REQUIREMENTS
Would you repeat the listing exactly but omit every picture?

[Data records]
---

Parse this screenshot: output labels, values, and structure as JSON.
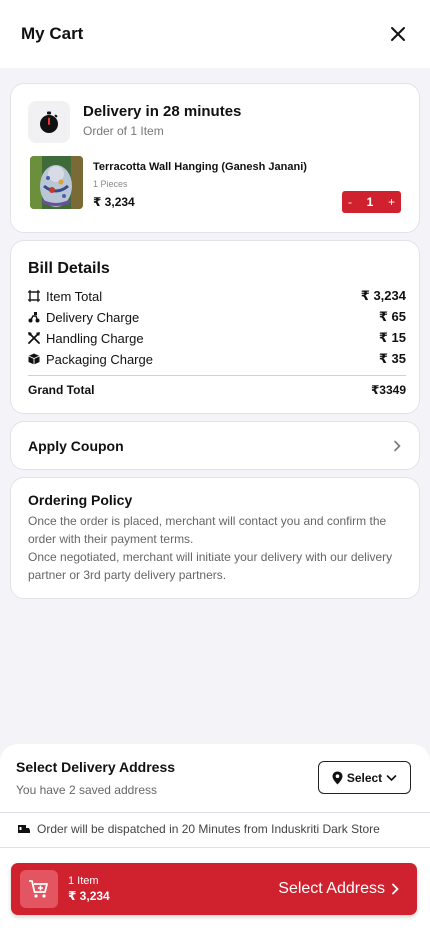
{
  "header": {
    "title": "My Cart",
    "close_icon": "close-icon"
  },
  "delivery": {
    "title": "Delivery in 28 minutes",
    "subtitle": "Order of 1 Item",
    "icon": "stopwatch-icon",
    "product": {
      "name": "Terracotta Wall Hanging (Ganesh Janani)",
      "pieces": "1 Pieces",
      "price": "₹ 3,234",
      "stepper": {
        "minus": "-",
        "quantity": "1",
        "plus": "+"
      }
    }
  },
  "bill": {
    "title": "Bill Details",
    "rows": [
      {
        "label": "Item Total",
        "amount": "₹ 3,234",
        "icon": "receipt-icon"
      },
      {
        "label": "Delivery Charge",
        "amount": "₹ 65",
        "icon": "scooter-icon"
      },
      {
        "label": "Handling Charge",
        "amount": "₹ 15",
        "icon": "tools-icon"
      },
      {
        "label": "Packaging Charge",
        "amount": "₹ 35",
        "icon": "package-icon"
      }
    ],
    "grand_total_label": "Grand Total",
    "grand_total_value": "₹3349"
  },
  "coupon": {
    "label": "Apply Coupon",
    "icon": "chevron-right-icon"
  },
  "policy": {
    "title": "Ordering Policy",
    "text": "Once the order is placed, merchant will contact you and confirm the order with their payment terms.\nOnce negotiated, merchant will initiate your delivery with our delivery partner or 3rd party delivery partners."
  },
  "address": {
    "title": "Select Delivery Address",
    "subtitle": "You have 2 saved address",
    "select_label": "Select",
    "dispatch_text": "Order will be dispatched in 20 Minutes from Induskriti Dark Store"
  },
  "cta": {
    "items": "1 Item",
    "total": "₹ 3,234",
    "action": "Select Address"
  },
  "colors": {
    "accent": "#d0212f",
    "background": "#f4f4f8"
  }
}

---

CORRECT ANSWER
Parse this screenshot: output labels, values, and structure as JSON.
{
  "header": {
    "title": "My Cart",
    "close_icon": "close-icon"
  },
  "delivery": {
    "title": "Delivery in 28 minutes",
    "subtitle": "Order of 1 Item",
    "icon": "stopwatch-icon",
    "product": {
      "name": "Terracotta Wall Hanging (Ganesh Janani)",
      "pieces": "1 Pieces",
      "price": "₹ 3,234",
      "stepper": {
        "minus": "-",
        "quantity": "1",
        "plus": "+"
      }
    }
  },
  "bill": {
    "title": "Bill Details",
    "rows": [
      {
        "label": "Item Total",
        "amount": "₹ 3,234",
        "icon": "receipt-icon"
      },
      {
        "label": "Delivery Charge",
        "amount": "₹ 65",
        "icon": "scooter-icon"
      },
      {
        "label": "Handling Charge",
        "amount": "₹ 15",
        "icon": "tools-icon"
      },
      {
        "label": "Packaging Charge",
        "amount": "₹ 35",
        "icon": "package-icon"
      }
    ],
    "grand_total_label": "Grand Total",
    "grand_total_value": "₹3349"
  },
  "coupon": {
    "label": "Apply Coupon",
    "icon": "chevron-right-icon"
  },
  "policy": {
    "title": "Ordering Policy",
    "text": "Once the order is placed, merchant will contact you and confirm the order with their payment terms.\nOnce negotiated, merchant will initiate your delivery with our delivery partner or 3rd party delivery partners."
  },
  "address": {
    "title": "Select Delivery Address",
    "subtitle": "You have 2 saved address",
    "select_label": "Select",
    "dispatch_text": "Order will be dispatched in 20 Minutes from Induskriti Dark Store"
  },
  "cta": {
    "items": "1 Item",
    "total": "₹ 3,234",
    "action": "Select Address"
  },
  "colors": {
    "accent": "#d0212f",
    "background": "#f4f4f8"
  }
}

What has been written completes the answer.